§ WHAT YOU SHOULD DO
Find how many lines of the listing include the string "speech", and report only that figure.

## start MATERIAL FOR THIS TASK

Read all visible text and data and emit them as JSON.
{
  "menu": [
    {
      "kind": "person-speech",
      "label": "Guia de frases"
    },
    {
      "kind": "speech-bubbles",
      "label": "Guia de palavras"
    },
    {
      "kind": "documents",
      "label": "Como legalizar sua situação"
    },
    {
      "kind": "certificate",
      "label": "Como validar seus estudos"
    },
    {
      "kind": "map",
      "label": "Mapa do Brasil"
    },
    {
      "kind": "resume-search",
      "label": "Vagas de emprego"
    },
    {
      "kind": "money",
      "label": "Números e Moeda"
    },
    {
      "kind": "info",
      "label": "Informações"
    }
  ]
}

## end MATERIAL FOR THIS TASK

§ THE COMPLETED TASK
2